Exercise
Select every line holding the word "Equipo" and copy it.

Extracted records:
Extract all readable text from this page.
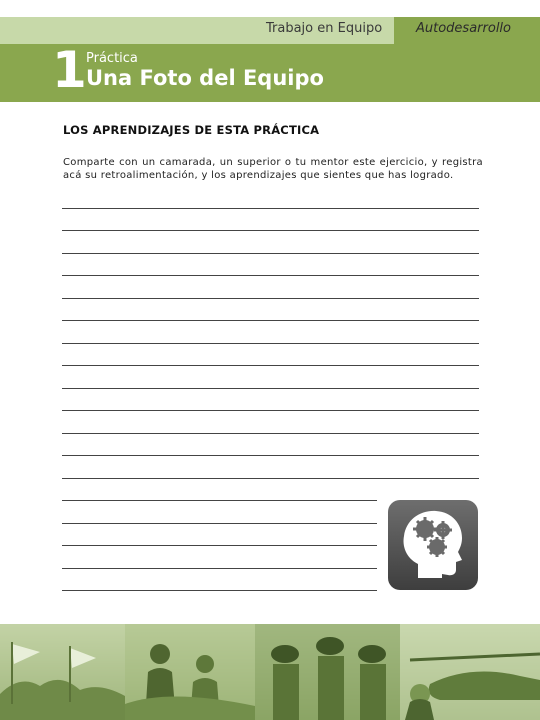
Trabajo en Equipo	Autodesarrollo
1 Práctica
Una Foto del Equipo
LOS APRENDIZAJES DE ESTA PRÁCTICA
Comparte con un camarada, un superior o tu mentor este ejercicio, y registra acá su retroalimentación, y los aprendizajes que sientes que has logrado.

Right answer
Trabajo en Equipo	Autodesarrollo
Una Foto del Equipo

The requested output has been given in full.